## STATED TASK:
Collect every line of the records below that contains the word "选择全面调查".

## Stored records:
####
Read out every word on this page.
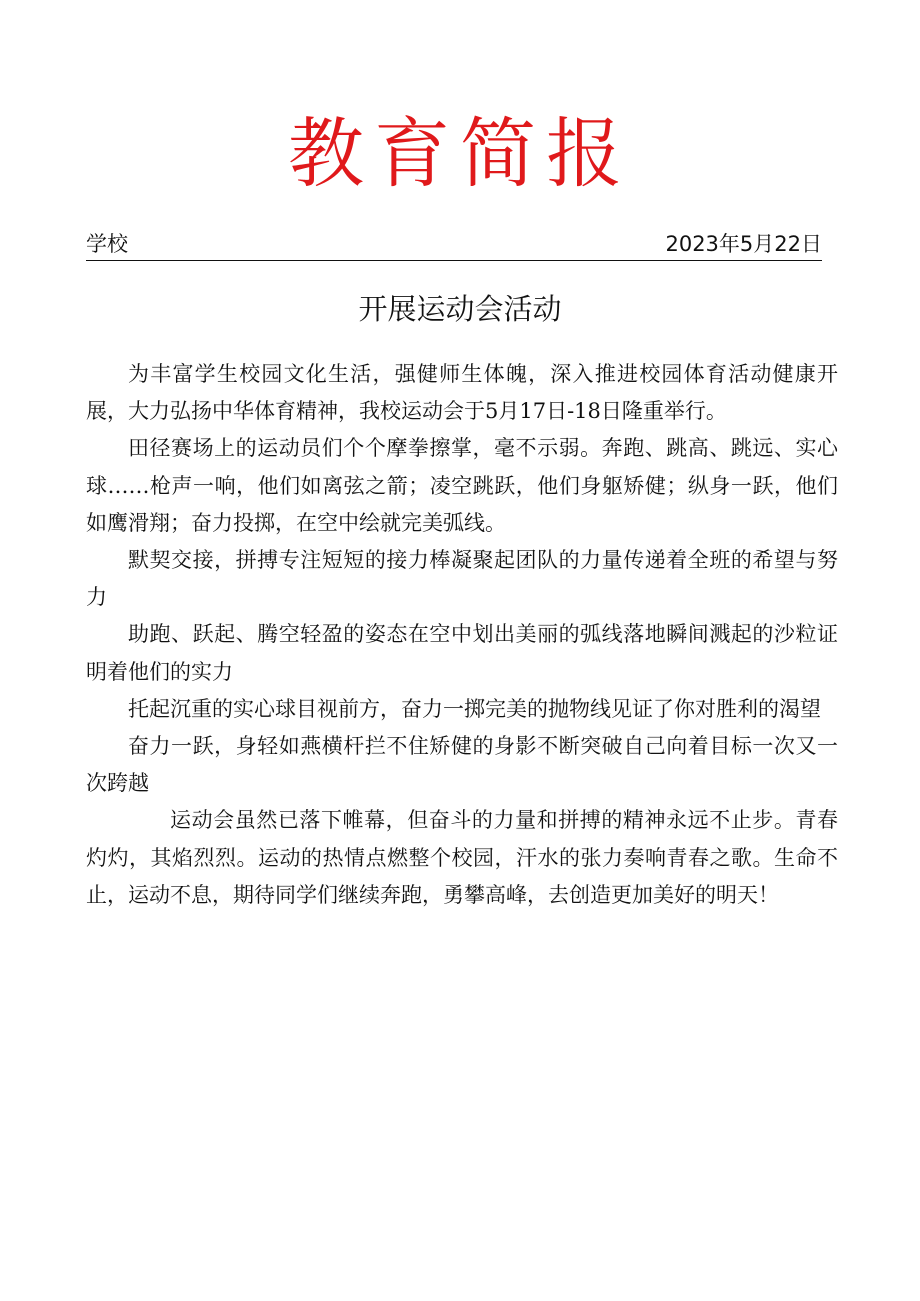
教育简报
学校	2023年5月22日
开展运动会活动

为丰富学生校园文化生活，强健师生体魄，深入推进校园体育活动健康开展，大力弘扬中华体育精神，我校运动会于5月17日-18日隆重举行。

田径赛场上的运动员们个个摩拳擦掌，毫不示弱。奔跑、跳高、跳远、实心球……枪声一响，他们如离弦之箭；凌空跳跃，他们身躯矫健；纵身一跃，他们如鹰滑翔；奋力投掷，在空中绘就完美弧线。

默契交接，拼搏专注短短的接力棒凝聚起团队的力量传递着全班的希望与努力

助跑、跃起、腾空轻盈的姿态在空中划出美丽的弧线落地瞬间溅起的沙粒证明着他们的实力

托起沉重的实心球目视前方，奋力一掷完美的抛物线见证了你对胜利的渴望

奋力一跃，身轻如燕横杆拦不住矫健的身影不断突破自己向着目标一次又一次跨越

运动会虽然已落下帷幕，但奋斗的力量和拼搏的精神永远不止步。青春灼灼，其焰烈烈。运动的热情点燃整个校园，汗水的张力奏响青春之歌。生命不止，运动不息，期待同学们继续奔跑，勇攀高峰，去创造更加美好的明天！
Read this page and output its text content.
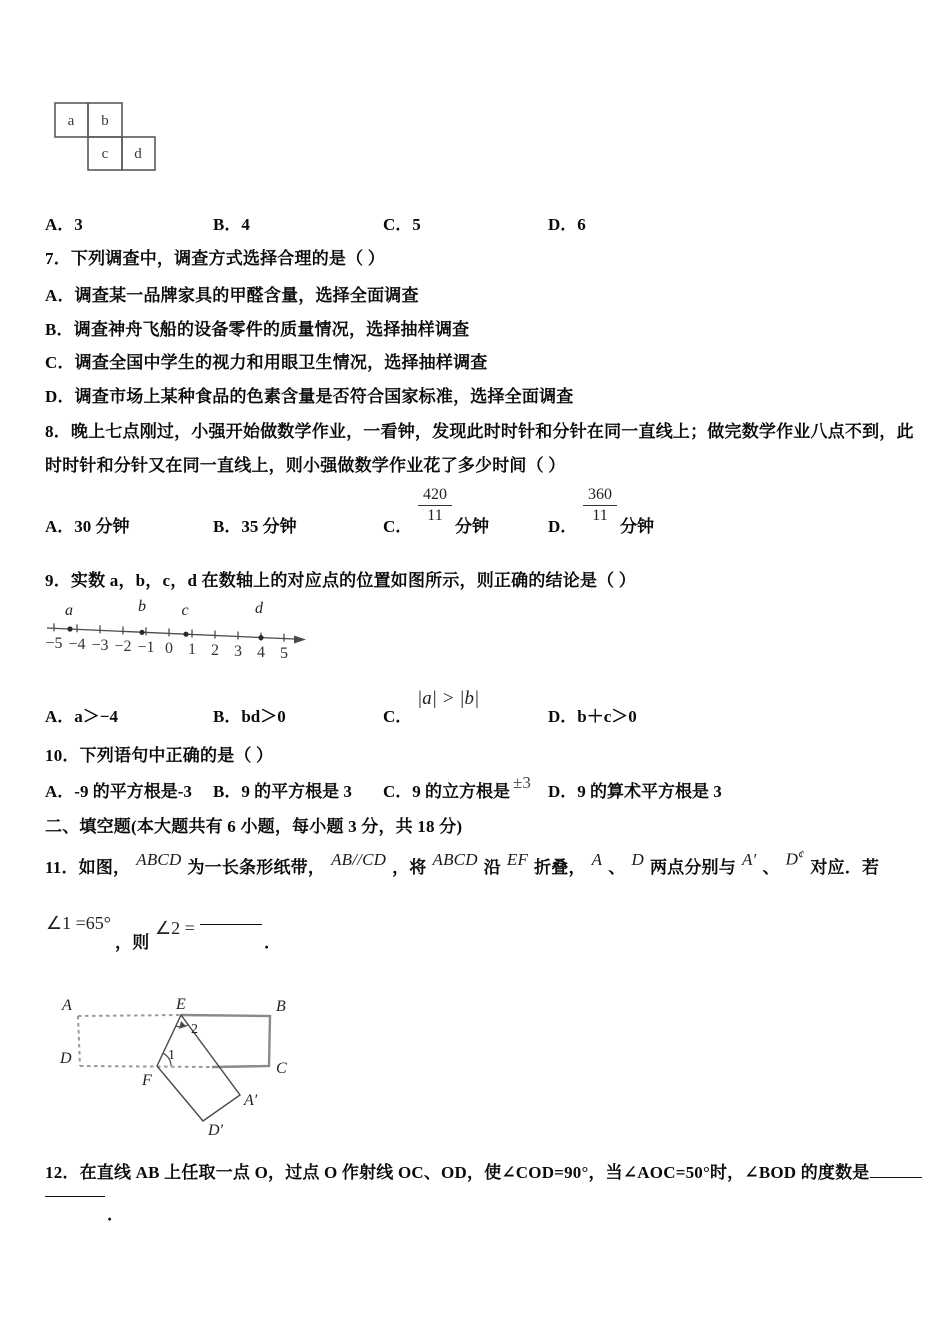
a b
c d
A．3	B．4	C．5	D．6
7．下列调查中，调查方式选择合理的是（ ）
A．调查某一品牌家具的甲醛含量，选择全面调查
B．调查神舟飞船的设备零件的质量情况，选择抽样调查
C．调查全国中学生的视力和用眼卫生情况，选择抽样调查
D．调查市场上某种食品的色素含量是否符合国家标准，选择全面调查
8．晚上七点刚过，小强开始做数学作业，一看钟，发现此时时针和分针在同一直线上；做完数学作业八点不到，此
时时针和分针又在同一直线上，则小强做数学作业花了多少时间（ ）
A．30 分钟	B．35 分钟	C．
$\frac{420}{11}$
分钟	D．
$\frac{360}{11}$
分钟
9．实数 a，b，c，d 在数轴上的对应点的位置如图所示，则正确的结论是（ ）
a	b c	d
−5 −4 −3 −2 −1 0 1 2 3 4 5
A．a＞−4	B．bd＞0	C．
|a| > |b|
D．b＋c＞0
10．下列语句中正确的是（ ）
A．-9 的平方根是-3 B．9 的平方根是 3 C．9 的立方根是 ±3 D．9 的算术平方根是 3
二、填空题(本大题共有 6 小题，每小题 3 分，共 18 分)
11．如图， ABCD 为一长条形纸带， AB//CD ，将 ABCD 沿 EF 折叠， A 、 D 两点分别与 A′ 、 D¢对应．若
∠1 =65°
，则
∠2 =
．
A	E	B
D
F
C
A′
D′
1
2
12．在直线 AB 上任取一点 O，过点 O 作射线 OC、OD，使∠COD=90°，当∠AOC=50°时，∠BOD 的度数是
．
####
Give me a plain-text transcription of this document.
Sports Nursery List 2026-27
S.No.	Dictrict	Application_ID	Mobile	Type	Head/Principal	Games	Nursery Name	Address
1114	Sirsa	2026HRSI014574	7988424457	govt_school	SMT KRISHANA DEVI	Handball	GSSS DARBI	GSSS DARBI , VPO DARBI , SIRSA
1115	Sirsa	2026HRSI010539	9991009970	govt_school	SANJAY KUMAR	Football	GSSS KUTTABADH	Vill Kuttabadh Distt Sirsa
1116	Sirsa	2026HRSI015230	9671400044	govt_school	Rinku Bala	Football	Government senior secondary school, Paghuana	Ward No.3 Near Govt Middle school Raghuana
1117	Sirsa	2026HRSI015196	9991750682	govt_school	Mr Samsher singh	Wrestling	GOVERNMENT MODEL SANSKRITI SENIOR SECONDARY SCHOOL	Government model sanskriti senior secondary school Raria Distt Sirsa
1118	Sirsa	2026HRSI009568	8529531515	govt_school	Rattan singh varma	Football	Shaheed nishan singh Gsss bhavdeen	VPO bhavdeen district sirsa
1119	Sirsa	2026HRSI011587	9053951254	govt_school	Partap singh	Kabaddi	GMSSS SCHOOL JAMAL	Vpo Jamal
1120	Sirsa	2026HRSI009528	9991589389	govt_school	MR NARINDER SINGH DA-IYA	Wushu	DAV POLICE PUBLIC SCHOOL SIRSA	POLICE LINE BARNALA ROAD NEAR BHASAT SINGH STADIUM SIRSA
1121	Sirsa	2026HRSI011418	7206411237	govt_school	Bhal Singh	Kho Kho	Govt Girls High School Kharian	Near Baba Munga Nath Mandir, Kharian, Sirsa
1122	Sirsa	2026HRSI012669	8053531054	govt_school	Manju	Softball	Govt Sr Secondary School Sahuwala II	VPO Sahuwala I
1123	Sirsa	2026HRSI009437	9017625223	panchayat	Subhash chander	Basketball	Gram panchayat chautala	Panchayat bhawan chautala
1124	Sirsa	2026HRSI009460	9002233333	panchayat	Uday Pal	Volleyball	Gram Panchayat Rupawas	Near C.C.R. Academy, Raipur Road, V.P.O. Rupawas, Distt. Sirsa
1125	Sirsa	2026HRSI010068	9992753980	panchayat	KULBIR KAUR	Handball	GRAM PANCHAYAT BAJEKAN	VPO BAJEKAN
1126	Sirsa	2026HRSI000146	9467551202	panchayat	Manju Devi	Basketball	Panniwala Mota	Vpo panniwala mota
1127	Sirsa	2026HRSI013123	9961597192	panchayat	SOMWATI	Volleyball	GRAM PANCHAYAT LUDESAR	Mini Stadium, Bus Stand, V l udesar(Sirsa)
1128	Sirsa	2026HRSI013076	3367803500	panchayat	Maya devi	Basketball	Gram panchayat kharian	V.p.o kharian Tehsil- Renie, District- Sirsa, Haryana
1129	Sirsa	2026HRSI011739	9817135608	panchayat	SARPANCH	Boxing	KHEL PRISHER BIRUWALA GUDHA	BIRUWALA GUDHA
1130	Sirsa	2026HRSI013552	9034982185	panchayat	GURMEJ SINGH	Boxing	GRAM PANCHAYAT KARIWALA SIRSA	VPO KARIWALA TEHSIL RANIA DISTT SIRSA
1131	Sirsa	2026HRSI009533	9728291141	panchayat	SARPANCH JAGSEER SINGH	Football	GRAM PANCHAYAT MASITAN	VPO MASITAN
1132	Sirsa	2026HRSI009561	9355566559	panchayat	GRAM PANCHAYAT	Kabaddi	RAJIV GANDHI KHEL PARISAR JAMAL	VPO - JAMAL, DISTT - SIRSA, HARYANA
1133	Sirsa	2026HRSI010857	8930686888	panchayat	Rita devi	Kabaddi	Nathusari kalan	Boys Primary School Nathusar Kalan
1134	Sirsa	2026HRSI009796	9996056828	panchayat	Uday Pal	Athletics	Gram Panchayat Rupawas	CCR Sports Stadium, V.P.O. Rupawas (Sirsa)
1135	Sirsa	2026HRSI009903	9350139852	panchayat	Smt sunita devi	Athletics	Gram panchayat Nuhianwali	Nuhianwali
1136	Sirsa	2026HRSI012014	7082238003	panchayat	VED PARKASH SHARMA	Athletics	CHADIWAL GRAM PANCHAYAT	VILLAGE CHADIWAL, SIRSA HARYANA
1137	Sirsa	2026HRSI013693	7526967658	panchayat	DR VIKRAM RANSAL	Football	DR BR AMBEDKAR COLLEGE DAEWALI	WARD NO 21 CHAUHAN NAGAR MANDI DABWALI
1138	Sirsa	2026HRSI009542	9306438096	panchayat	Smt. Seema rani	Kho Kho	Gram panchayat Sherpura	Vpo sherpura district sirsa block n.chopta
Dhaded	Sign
####
## RESPONSE FOR THIS EXERCISE:
A．调查某一品牌家具的甲醛含量，选择全面调查
D．调查市场上某种食品的色素含量是否符合国家标准，选择全面调查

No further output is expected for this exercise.